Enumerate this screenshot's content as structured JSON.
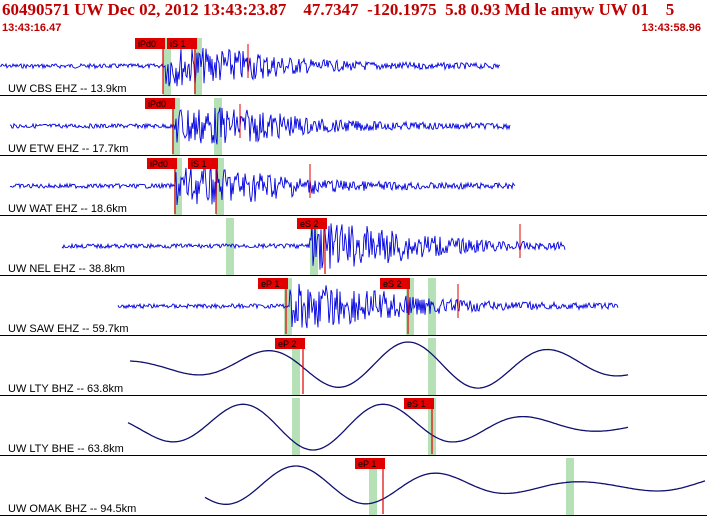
{
  "header": {
    "title": "60490571 UW Dec 02, 2012 13:43:23.87    47.7347  -120.1975  5.8 0.93 Md le amyw UW 01    5",
    "start_time": "13:43:16.47",
    "end_time": "13:43:58.96"
  },
  "colors": {
    "header_text": "#c00000",
    "trace_short_period": "#0000e0",
    "trace_broadband": "#101070",
    "pick_marker": "#e00000",
    "theoretical_window": "#b6e0b6"
  },
  "traces": [
    {
      "label": "UW CBS EHZ -- 13.9km",
      "type": "sp",
      "x0": 0,
      "x1": 500,
      "onset": 165,
      "amp": 18,
      "picks": [
        {
          "label": "iPd0",
          "x": 163
        },
        {
          "label": "iS 1",
          "x": 195
        }
      ],
      "green": [
        167,
        198
      ],
      "extra_red": [
        248
      ]
    },
    {
      "label": "UW ETW EHZ -- 17.7km",
      "type": "sp",
      "x0": 10,
      "x1": 510,
      "onset": 175,
      "amp": 19,
      "picks": [
        {
          "label": "iPd0",
          "x": 173
        },
        {
          "label": "",
          "x": 0
        }
      ],
      "green": [
        176,
        218
      ],
      "extra_red": [
        240
      ]
    },
    {
      "label": "UW WAT EHZ -- 18.6km",
      "type": "sp",
      "x0": 10,
      "x1": 515,
      "onset": 176,
      "amp": 18,
      "picks": [
        {
          "label": "iPd0",
          "x": 175
        },
        {
          "label": "iS 1",
          "x": 216
        }
      ],
      "green": [
        178,
        220
      ],
      "extra_red": [
        310
      ]
    },
    {
      "label": "UW NEL EHZ -- 38.8km",
      "type": "sp",
      "x0": 62,
      "x1": 565,
      "onset": 310,
      "amp": 22,
      "picks": [
        {
          "label": "eS 2",
          "x": 325
        }
      ],
      "green": [
        230,
        314
      ],
      "extra_red": [
        520
      ]
    },
    {
      "label": "UW SAW EHZ -- 59.7km",
      "type": "sp",
      "x0": 118,
      "x1": 618,
      "onset": 290,
      "amp": 22,
      "picks": [
        {
          "label": "eP 1",
          "x": 286
        },
        {
          "label": "eS 2",
          "x": 408
        }
      ],
      "green": [
        288,
        410,
        432
      ],
      "extra_red": [
        458
      ]
    },
    {
      "label": "UW LTY BHZ -- 63.8km",
      "type": "bb",
      "x0": 130,
      "x1": 628,
      "onset": 0,
      "amp": 24,
      "picks": [
        {
          "label": "eP 2",
          "x": 303
        }
      ],
      "green": [
        296,
        432
      ],
      "extra_red": []
    },
    {
      "label": "UW LTY BHE -- 63.8km",
      "type": "bb",
      "x0": 128,
      "x1": 628,
      "onset": 0,
      "amp": 24,
      "picks": [
        {
          "label": "eS 1",
          "x": 432
        }
      ],
      "green": [
        296,
        432
      ],
      "extra_red": []
    },
    {
      "label": "UW OMAK BHZ -- 94.5km",
      "type": "bb",
      "x0": 205,
      "x1": 705,
      "onset": 0,
      "amp": 20,
      "picks": [
        {
          "label": "eP 1",
          "x": 383
        }
      ],
      "green": [
        373,
        570
      ],
      "extra_red": []
    }
  ]
}
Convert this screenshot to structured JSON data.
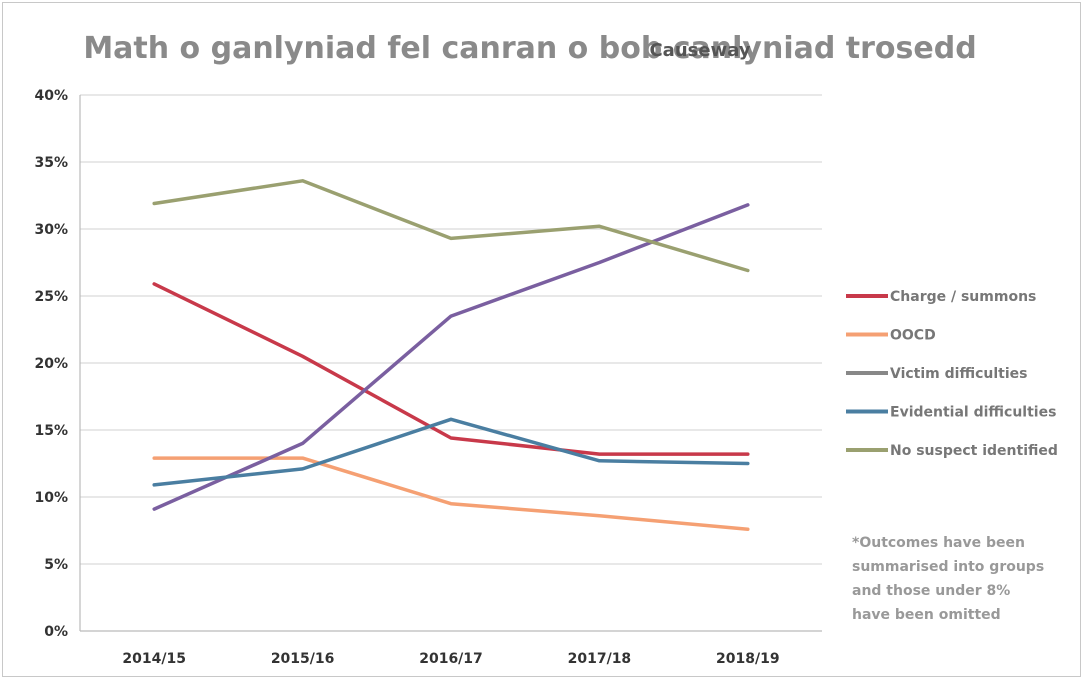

━━━━━━━━━━━━━━━━━━━━

TASK BRIEF:
Return each full line of the entries that contains the word "this".

FULL SOLUTION:
Enumerate this screenshot's content as structured JSON.
Convert this screenshot to structured JSON data.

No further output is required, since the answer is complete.